STATED EXERCISE
Repeat the material verbatim. Images are excluded from the copy.
+ + + + + + +
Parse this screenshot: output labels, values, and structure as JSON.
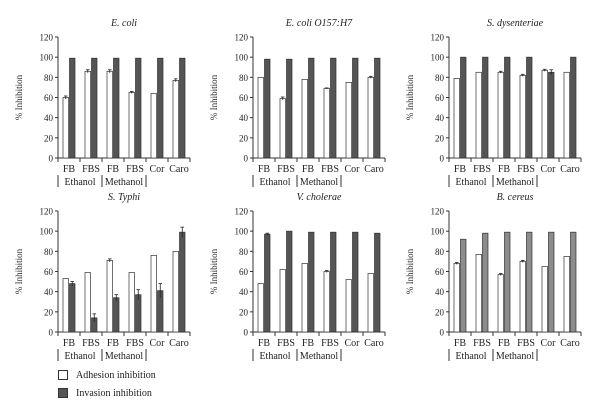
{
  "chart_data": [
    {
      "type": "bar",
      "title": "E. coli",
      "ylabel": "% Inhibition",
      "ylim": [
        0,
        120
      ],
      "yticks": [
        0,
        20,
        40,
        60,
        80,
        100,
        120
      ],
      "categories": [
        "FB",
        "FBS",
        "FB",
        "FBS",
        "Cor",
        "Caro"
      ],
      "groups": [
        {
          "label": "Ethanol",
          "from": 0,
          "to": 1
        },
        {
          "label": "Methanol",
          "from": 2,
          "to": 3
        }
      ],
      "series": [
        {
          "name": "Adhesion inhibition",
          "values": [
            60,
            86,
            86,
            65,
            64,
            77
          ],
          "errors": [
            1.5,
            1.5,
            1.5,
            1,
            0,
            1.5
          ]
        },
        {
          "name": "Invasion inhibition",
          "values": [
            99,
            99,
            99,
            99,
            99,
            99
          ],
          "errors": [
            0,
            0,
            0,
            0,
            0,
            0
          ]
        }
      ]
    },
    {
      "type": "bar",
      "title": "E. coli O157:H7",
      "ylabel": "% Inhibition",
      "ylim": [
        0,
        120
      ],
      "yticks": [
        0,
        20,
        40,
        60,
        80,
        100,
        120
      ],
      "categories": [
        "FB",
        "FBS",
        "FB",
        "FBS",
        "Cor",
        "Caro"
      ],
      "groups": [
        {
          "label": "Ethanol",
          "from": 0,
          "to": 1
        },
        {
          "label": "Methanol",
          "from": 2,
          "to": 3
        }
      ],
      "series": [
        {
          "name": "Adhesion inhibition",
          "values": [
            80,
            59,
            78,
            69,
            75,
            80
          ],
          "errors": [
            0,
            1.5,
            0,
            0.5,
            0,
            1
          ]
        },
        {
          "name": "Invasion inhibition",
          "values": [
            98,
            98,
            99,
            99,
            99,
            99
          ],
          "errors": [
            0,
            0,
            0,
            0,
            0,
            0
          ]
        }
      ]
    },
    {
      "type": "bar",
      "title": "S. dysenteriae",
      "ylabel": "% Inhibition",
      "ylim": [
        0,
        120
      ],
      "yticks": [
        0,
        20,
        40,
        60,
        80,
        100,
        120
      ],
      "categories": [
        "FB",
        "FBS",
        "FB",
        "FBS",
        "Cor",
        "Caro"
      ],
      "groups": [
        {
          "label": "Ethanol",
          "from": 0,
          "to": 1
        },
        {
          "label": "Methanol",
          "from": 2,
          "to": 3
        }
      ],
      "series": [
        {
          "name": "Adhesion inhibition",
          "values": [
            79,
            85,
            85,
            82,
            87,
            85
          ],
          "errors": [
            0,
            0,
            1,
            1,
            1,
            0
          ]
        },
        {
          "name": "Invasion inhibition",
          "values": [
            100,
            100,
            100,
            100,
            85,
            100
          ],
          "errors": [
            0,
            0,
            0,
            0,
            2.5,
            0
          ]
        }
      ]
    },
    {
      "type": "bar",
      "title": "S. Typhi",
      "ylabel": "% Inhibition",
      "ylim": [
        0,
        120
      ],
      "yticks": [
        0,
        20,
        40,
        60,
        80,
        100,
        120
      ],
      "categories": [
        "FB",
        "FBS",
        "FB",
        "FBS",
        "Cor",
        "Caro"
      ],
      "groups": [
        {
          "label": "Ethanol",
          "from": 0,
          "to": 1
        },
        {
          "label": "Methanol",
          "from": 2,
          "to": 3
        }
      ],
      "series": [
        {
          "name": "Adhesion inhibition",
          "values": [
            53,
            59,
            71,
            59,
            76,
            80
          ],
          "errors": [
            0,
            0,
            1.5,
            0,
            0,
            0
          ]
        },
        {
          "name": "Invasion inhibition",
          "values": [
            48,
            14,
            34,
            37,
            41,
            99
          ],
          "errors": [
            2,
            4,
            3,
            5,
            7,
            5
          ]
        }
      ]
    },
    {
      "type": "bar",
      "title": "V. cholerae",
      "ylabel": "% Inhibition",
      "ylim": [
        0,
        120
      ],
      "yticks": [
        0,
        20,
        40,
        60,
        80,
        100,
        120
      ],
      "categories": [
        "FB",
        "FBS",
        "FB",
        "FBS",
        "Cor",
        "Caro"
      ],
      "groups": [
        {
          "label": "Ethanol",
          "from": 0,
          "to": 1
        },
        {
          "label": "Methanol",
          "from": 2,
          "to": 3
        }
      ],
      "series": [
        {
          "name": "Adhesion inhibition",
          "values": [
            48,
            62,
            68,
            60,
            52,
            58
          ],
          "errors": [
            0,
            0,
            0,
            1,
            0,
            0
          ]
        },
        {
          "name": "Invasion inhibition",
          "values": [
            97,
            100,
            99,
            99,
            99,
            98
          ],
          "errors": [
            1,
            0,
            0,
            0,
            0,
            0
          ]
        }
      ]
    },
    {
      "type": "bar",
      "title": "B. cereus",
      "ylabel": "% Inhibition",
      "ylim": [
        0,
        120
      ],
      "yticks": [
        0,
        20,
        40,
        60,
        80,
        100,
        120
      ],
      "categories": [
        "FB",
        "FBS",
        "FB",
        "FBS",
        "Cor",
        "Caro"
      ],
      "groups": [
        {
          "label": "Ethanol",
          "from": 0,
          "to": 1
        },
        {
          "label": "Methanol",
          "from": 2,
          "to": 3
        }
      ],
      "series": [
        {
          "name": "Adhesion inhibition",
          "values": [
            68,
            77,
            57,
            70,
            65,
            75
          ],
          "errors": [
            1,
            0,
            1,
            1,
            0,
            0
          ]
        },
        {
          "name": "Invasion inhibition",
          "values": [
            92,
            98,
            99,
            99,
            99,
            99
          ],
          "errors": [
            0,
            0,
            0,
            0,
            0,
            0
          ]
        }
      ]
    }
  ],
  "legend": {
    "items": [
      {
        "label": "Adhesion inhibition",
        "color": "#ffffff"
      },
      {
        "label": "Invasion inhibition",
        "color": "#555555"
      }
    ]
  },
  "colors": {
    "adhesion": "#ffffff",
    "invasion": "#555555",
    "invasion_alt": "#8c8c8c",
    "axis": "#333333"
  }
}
+ + + + + + +
TASK RESPONSE
Parse this screenshot: output labels, values, and structure as JSON.
{
  "chart_data": [
    {
      "type": "bar",
      "title": "E. coli",
      "ylabel": "% Inhibition",
      "ylim": [
        0,
        120
      ],
      "yticks": [
        0,
        20,
        40,
        60,
        80,
        100,
        120
      ],
      "categories": [
        "FB",
        "FBS",
        "FB",
        "FBS",
        "Cor",
        "Caro"
      ],
      "groups": [
        {
          "label": "Ethanol",
          "from": 0,
          "to": 1
        },
        {
          "label": "Methanol",
          "from": 2,
          "to": 3
        }
      ],
      "series": [
        {
          "name": "Adhesion inhibition",
          "values": [
            60,
            86,
            86,
            65,
            64,
            77
          ],
          "errors": [
            1.5,
            1.5,
            1.5,
            1,
            0,
            1.5
          ]
        },
        {
          "name": "Invasion inhibition",
          "values": [
            99,
            99,
            99,
            99,
            99,
            99
          ],
          "errors": [
            0,
            0,
            0,
            0,
            0,
            0
          ]
        }
      ]
    },
    {
      "type": "bar",
      "title": "E. coli O157:H7",
      "ylabel": "% Inhibition",
      "ylim": [
        0,
        120
      ],
      "yticks": [
        0,
        20,
        40,
        60,
        80,
        100,
        120
      ],
      "categories": [
        "FB",
        "FBS",
        "FB",
        "FBS",
        "Cor",
        "Caro"
      ],
      "groups": [
        {
          "label": "Ethanol",
          "from": 0,
          "to": 1
        },
        {
          "label": "Methanol",
          "from": 2,
          "to": 3
        }
      ],
      "series": [
        {
          "name": "Adhesion inhibition",
          "values": [
            80,
            59,
            78,
            69,
            75,
            80
          ],
          "errors": [
            0,
            1.5,
            0,
            0.5,
            0,
            1
          ]
        },
        {
          "name": "Invasion inhibition",
          "values": [
            98,
            98,
            99,
            99,
            99,
            99
          ],
          "errors": [
            0,
            0,
            0,
            0,
            0,
            0
          ]
        }
      ]
    },
    {
      "type": "bar",
      "title": "S. dysenteriae",
      "ylabel": "% Inhibition",
      "ylim": [
        0,
        120
      ],
      "yticks": [
        0,
        20,
        40,
        60,
        80,
        100,
        120
      ],
      "categories": [
        "FB",
        "FBS",
        "FB",
        "FBS",
        "Cor",
        "Caro"
      ],
      "groups": [
        {
          "label": "Ethanol",
          "from": 0,
          "to": 1
        },
        {
          "label": "Methanol",
          "from": 2,
          "to": 3
        }
      ],
      "series": [
        {
          "name": "Adhesion inhibition",
          "values": [
            79,
            85,
            85,
            82,
            87,
            85
          ],
          "errors": [
            0,
            0,
            1,
            1,
            1,
            0
          ]
        },
        {
          "name": "Invasion inhibition",
          "values": [
            100,
            100,
            100,
            100,
            85,
            100
          ],
          "errors": [
            0,
            0,
            0,
            0,
            2.5,
            0
          ]
        }
      ]
    },
    {
      "type": "bar",
      "title": "S. Typhi",
      "ylabel": "% Inhibition",
      "ylim": [
        0,
        120
      ],
      "yticks": [
        0,
        20,
        40,
        60,
        80,
        100,
        120
      ],
      "categories": [
        "FB",
        "FBS",
        "FB",
        "FBS",
        "Cor",
        "Caro"
      ],
      "groups": [
        {
          "label": "Ethanol",
          "from": 0,
          "to": 1
        },
        {
          "label": "Methanol",
          "from": 2,
          "to": 3
        }
      ],
      "series": [
        {
          "name": "Adhesion inhibition",
          "values": [
            53,
            59,
            71,
            59,
            76,
            80
          ],
          "errors": [
            0,
            0,
            1.5,
            0,
            0,
            0
          ]
        },
        {
          "name": "Invasion inhibition",
          "values": [
            48,
            14,
            34,
            37,
            41,
            99
          ],
          "errors": [
            2,
            4,
            3,
            5,
            7,
            5
          ]
        }
      ]
    },
    {
      "type": "bar",
      "title": "V. cholerae",
      "ylabel": "% Inhibition",
      "ylim": [
        0,
        120
      ],
      "yticks": [
        0,
        20,
        40,
        60,
        80,
        100,
        120
      ],
      "categories": [
        "FB",
        "FBS",
        "FB",
        "FBS",
        "Cor",
        "Caro"
      ],
      "groups": [
        {
          "label": "Ethanol",
          "from": 0,
          "to": 1
        },
        {
          "label": "Methanol",
          "from": 2,
          "to": 3
        }
      ],
      "series": [
        {
          "name": "Adhesion inhibition",
          "values": [
            48,
            62,
            68,
            60,
            52,
            58
          ],
          "errors": [
            0,
            0,
            0,
            1,
            0,
            0
          ]
        },
        {
          "name": "Invasion inhibition",
          "values": [
            97,
            100,
            99,
            99,
            99,
            98
          ],
          "errors": [
            1,
            0,
            0,
            0,
            0,
            0
          ]
        }
      ]
    },
    {
      "type": "bar",
      "title": "B. cereus",
      "ylabel": "% Inhibition",
      "ylim": [
        0,
        120
      ],
      "yticks": [
        0,
        20,
        40,
        60,
        80,
        100,
        120
      ],
      "categories": [
        "FB",
        "FBS",
        "FB",
        "FBS",
        "Cor",
        "Caro"
      ],
      "groups": [
        {
          "label": "Ethanol",
          "from": 0,
          "to": 1
        },
        {
          "label": "Methanol",
          "from": 2,
          "to": 3
        }
      ],
      "series": [
        {
          "name": "Adhesion inhibition",
          "values": [
            68,
            77,
            57,
            70,
            65,
            75
          ],
          "errors": [
            1,
            0,
            1,
            1,
            0,
            0
          ]
        },
        {
          "name": "Invasion inhibition",
          "values": [
            92,
            98,
            99,
            99,
            99,
            99
          ],
          "errors": [
            0,
            0,
            0,
            0,
            0,
            0
          ]
        }
      ]
    }
  ],
  "legend": {
    "items": [
      {
        "label": "Adhesion inhibition",
        "color": "#ffffff"
      },
      {
        "label": "Invasion inhibition",
        "color": "#555555"
      }
    ]
  },
  "colors": {
    "adhesion": "#ffffff",
    "invasion": "#555555",
    "invasion_alt": "#8c8c8c",
    "axis": "#333333"
  }
}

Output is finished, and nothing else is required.